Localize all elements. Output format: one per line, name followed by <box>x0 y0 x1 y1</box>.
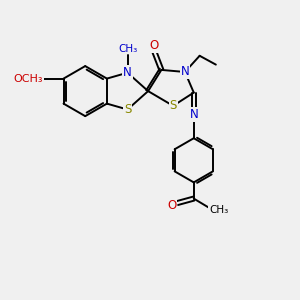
Text: CH₃: CH₃ <box>118 44 137 54</box>
Text: O: O <box>149 39 159 52</box>
Text: O: O <box>167 200 176 212</box>
Text: N: N <box>181 65 189 79</box>
Text: S: S <box>169 99 177 112</box>
Text: N: N <box>189 108 198 121</box>
Text: S: S <box>124 103 131 116</box>
Text: CH₃: CH₃ <box>209 206 228 215</box>
Text: OCH₃: OCH₃ <box>14 74 43 84</box>
Text: N: N <box>123 66 132 79</box>
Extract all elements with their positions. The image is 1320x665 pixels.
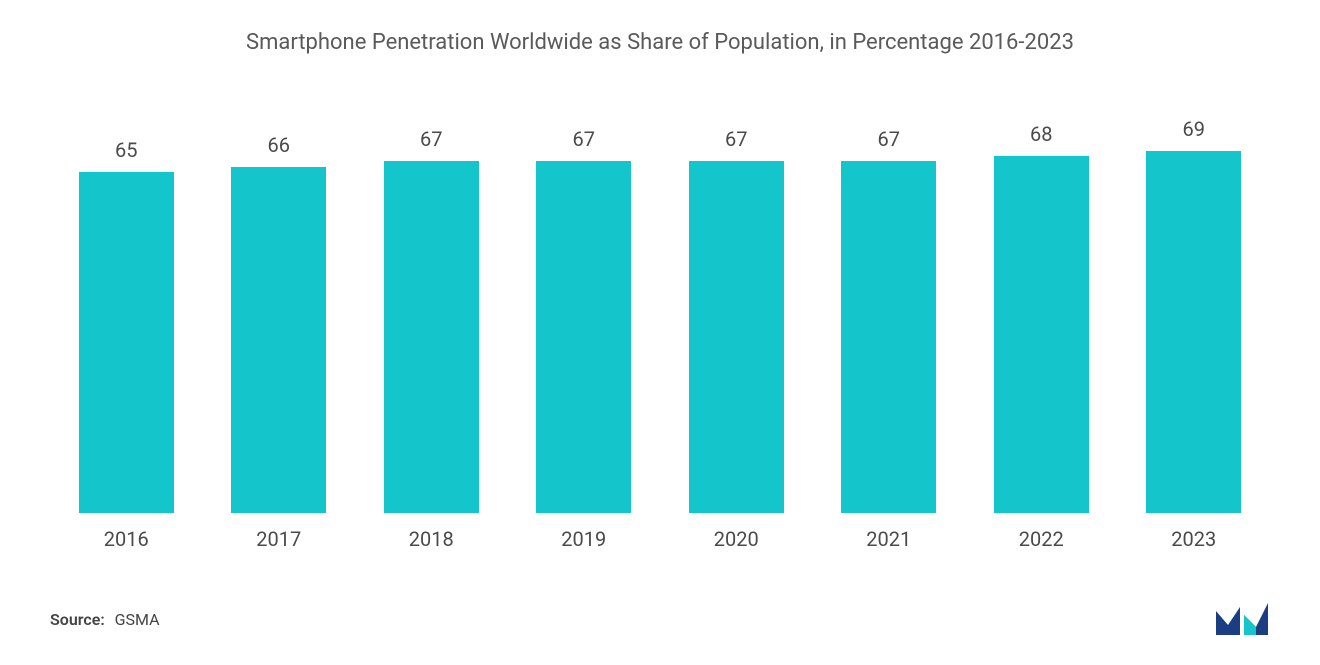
bar-value-label: 65 — [115, 138, 137, 162]
x-tick-label: 2021 — [817, 521, 962, 551]
bar — [841, 161, 936, 513]
bar-group: 69 — [1122, 95, 1267, 513]
bar-group: 67 — [664, 95, 809, 513]
bar-value-label: 67 — [878, 127, 900, 151]
source-line: Source: GSMA — [50, 610, 160, 629]
bar — [689, 161, 784, 513]
bar-group: 66 — [207, 95, 352, 513]
chart-footer: Source: GSMA — [40, 601, 1280, 645]
bar-value-label: 67 — [573, 127, 595, 151]
chart-x-axis: 2016 20172018 20192020 20212022 2023 — [40, 521, 1280, 551]
chart-container: Smartphone Penetration Worldwide as Shar… — [0, 0, 1320, 665]
bar-value-label: 67 — [725, 127, 747, 151]
x-tick-label: 2023 — [1122, 521, 1267, 551]
bar — [536, 161, 631, 513]
bar-value-label: 68 — [1030, 122, 1052, 146]
bar — [994, 156, 1089, 513]
x-tick-label: 2018 — [359, 521, 504, 551]
source-label: Source: — [50, 610, 105, 629]
bar — [231, 167, 326, 514]
x-tick-label: 2019 — [512, 521, 657, 551]
bar-group: 68 — [969, 95, 1114, 513]
chart-plot-area: 65 66 67 67 67 67 68 69 — [40, 95, 1280, 513]
bar — [79, 172, 174, 513]
brand-logo-icon — [1214, 601, 1270, 637]
bar-value-label: 67 — [420, 127, 442, 151]
bar-value-label: 66 — [268, 133, 290, 157]
source-value: GSMA — [115, 610, 160, 629]
bar — [384, 161, 479, 513]
x-tick-label: 2017 — [207, 521, 352, 551]
x-tick-label: 2020 — [664, 521, 809, 551]
x-tick-label: 2016 — [54, 521, 199, 551]
chart-title: Smartphone Penetration Worldwide as Shar… — [40, 30, 1280, 55]
bar-group: 67 — [359, 95, 504, 513]
bar-group: 67 — [817, 95, 962, 513]
bar — [1146, 151, 1241, 513]
bar-group: 67 — [512, 95, 657, 513]
bar-value-label: 69 — [1183, 117, 1205, 141]
x-tick-label: 2022 — [969, 521, 1114, 551]
bar-group: 65 — [54, 95, 199, 513]
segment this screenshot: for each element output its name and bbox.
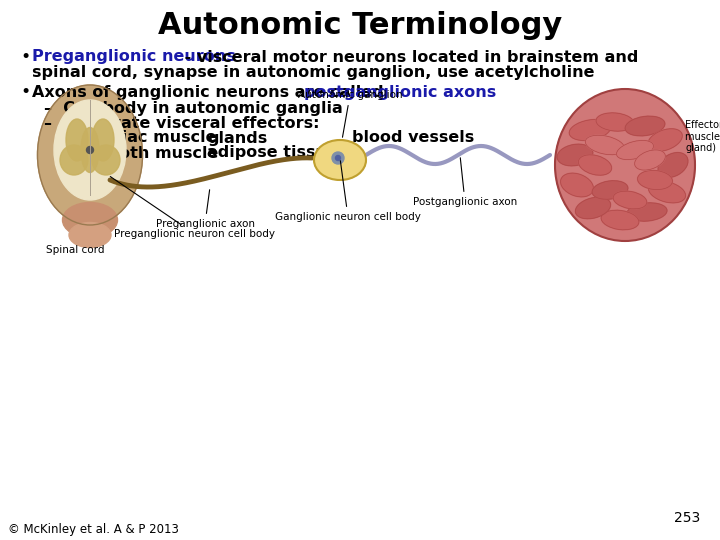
+===+
_What is expected_
Write out all the entries above again with "x-tick-label" swapped for "year-label" wherever it occurs, changing nothing else, and omit the pictures.

_The result_
Localize all elements. Output format: one per line, name followed by <box>x0 y0 x1 y1</box>.
Text: CH₃: CH₃ <box>118 44 137 54</box>
Text: O: O <box>149 39 159 52</box>
Text: O: O <box>167 200 176 212</box>
Text: N: N <box>181 65 189 79</box>
Text: S: S <box>169 99 177 112</box>
Text: N: N <box>189 108 198 121</box>
Text: S: S <box>124 103 131 116</box>
Text: CH₃: CH₃ <box>209 206 228 215</box>
Text: OCH₃: OCH₃ <box>14 74 43 84</box>
Text: N: N <box>123 66 132 79</box>
Extract all elements with their positions. The image is 1320x665 pixels.
bar-value-label: 65 — [115, 138, 137, 162]
year-label: 2021 — [817, 521, 962, 551]
bar — [841, 161, 936, 513]
bar-group: 69 — [1122, 95, 1267, 513]
bar-group: 67 — [664, 95, 809, 513]
bar-value-label: 67 — [878, 127, 900, 151]
source-line: Source: GSMA — [50, 610, 160, 629]
bar — [689, 161, 784, 513]
bar-group: 66 — [207, 95, 352, 513]
chart-footer: Source: GSMA — [40, 601, 1280, 645]
bar-value-label: 67 — [573, 127, 595, 151]
chart-x-axis: 2016 20172018 20192020 20212022 2023 — [40, 521, 1280, 551]
chart-container: Smartphone Penetration Worldwide as Shar… — [0, 0, 1320, 665]
bar-value-label: 67 — [725, 127, 747, 151]
year-label: 2023 — [1122, 521, 1267, 551]
bar — [536, 161, 631, 513]
bar-value-label: 68 — [1030, 122, 1052, 146]
bar — [994, 156, 1089, 513]
year-label: 2018 — [359, 521, 504, 551]
source-label: Source: — [50, 610, 105, 629]
bar — [231, 167, 326, 514]
year-label: 2019 — [512, 521, 657, 551]
bar-group: 68 — [969, 95, 1114, 513]
chart-plot-area: 65 66 67 67 67 67 68 69 — [40, 95, 1280, 513]
bar — [79, 172, 174, 513]
brand-logo-icon — [1214, 601, 1270, 637]
bar-value-label: 67 — [420, 127, 442, 151]
bar-value-label: 66 — [268, 133, 290, 157]
source-value: GSMA — [115, 610, 160, 629]
bar — [384, 161, 479, 513]
year-label: 2017 — [207, 521, 352, 551]
year-label: 2020 — [664, 521, 809, 551]
year-label: 2016 — [54, 521, 199, 551]
chart-title: Smartphone Penetration Worldwide as Shar… — [40, 30, 1280, 55]
bar-group: 67 — [359, 95, 504, 513]
bar-group: 67 — [817, 95, 962, 513]
bar — [1146, 151, 1241, 513]
bar-group: 67 — [512, 95, 657, 513]
bar-value-label: 69 — [1183, 117, 1205, 141]
year-label: 2022 — [969, 521, 1114, 551]
bar-group: 65 — [54, 95, 199, 513]
segment this screenshot: for each element output its name and bbox.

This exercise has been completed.